Stated task → For the material that follows, list every line containing the word "baseline".
━━ Material to process ━━
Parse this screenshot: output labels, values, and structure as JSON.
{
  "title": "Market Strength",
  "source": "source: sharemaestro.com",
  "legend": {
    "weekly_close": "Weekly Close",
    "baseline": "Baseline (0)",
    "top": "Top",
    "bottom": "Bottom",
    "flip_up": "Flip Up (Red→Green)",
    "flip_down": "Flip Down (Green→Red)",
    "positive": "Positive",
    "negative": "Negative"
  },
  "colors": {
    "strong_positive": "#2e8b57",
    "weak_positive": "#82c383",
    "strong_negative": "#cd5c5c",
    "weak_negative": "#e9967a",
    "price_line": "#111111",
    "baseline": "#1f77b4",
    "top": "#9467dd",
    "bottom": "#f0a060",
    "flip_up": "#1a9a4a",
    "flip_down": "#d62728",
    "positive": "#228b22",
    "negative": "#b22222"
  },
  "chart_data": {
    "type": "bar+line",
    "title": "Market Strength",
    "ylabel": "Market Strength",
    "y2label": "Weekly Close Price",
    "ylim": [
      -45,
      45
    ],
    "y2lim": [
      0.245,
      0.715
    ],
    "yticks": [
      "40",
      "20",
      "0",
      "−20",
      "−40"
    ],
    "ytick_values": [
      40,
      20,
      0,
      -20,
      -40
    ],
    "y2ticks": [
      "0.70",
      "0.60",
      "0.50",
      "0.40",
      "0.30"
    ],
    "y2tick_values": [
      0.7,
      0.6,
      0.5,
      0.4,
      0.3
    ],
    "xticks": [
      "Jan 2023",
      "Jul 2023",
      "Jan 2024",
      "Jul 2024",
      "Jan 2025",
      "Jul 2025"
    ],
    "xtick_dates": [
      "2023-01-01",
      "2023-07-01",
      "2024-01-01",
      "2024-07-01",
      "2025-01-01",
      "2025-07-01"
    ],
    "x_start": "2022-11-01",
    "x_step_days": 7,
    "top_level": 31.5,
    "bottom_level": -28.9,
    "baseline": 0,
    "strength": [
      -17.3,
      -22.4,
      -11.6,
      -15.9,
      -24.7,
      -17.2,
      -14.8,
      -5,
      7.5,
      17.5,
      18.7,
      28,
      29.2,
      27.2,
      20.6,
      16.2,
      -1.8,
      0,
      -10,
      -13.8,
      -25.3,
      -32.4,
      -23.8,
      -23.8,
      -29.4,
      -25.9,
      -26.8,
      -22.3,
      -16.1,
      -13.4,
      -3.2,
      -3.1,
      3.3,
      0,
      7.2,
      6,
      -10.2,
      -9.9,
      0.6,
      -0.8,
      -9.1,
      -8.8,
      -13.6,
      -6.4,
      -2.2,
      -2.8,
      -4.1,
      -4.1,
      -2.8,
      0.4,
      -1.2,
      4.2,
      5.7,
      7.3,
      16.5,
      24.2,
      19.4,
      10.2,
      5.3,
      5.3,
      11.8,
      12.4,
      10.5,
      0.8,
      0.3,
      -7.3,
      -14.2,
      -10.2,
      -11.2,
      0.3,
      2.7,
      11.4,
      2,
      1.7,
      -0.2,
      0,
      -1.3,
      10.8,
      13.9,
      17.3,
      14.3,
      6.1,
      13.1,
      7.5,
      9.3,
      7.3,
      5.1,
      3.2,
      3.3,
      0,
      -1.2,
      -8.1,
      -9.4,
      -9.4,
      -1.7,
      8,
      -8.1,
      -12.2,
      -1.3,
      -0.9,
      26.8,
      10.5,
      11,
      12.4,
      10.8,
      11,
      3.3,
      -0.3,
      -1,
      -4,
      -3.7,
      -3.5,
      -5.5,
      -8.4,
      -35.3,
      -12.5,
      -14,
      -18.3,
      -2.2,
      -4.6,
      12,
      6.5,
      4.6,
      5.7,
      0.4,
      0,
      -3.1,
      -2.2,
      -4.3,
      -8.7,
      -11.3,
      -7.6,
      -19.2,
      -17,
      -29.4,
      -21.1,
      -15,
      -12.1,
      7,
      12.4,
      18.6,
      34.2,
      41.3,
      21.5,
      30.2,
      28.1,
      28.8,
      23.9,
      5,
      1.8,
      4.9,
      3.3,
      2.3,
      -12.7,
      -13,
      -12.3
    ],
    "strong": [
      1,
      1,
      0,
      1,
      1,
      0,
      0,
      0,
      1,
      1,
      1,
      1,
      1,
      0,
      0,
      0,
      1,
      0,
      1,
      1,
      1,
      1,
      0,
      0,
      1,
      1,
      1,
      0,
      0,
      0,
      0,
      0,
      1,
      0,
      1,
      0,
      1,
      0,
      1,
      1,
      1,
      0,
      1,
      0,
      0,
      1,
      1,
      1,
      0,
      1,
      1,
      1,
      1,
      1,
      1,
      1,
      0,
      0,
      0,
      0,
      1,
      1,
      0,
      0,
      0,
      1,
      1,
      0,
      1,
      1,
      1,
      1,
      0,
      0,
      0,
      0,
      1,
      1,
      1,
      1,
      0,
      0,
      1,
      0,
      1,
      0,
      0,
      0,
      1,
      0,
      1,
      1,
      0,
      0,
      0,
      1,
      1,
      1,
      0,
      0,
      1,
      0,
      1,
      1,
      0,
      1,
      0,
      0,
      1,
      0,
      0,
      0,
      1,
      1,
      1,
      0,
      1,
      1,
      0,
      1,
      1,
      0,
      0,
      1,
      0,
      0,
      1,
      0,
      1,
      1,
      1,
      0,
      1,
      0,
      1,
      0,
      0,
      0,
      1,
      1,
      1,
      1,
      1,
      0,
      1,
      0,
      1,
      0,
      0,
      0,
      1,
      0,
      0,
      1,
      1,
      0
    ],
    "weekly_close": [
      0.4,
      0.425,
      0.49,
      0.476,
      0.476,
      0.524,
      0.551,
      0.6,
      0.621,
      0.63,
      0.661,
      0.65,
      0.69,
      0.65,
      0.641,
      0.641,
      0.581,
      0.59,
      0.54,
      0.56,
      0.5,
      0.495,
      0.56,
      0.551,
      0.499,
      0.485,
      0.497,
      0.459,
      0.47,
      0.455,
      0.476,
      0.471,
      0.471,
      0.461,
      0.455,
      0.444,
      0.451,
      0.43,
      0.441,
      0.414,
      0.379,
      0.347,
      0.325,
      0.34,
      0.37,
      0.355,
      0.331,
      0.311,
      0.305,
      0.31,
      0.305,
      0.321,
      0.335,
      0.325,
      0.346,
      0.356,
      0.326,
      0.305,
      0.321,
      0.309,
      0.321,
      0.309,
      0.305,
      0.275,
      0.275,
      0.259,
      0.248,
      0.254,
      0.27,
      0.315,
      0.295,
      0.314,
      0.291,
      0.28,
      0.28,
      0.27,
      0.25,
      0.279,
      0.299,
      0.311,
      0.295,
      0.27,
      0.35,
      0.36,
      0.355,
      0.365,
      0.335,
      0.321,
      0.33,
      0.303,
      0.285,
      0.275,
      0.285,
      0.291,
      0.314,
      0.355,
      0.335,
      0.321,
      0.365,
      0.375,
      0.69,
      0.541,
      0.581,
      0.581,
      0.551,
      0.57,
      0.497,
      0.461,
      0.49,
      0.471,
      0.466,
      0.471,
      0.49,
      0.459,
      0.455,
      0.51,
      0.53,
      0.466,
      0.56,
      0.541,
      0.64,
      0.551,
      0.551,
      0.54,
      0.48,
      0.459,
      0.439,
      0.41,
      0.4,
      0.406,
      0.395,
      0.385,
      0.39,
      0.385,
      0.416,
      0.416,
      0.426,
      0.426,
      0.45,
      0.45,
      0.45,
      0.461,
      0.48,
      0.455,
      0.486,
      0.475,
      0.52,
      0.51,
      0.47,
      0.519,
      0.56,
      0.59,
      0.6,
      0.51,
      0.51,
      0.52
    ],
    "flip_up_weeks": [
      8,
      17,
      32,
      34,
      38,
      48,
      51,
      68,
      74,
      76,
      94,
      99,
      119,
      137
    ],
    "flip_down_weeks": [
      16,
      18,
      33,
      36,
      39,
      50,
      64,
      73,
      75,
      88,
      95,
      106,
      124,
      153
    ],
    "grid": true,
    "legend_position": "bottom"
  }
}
━━━
Full response →
    "baseline": "Baseline (0)",
    "baseline": "#1f77b4",
    "baseline": 0,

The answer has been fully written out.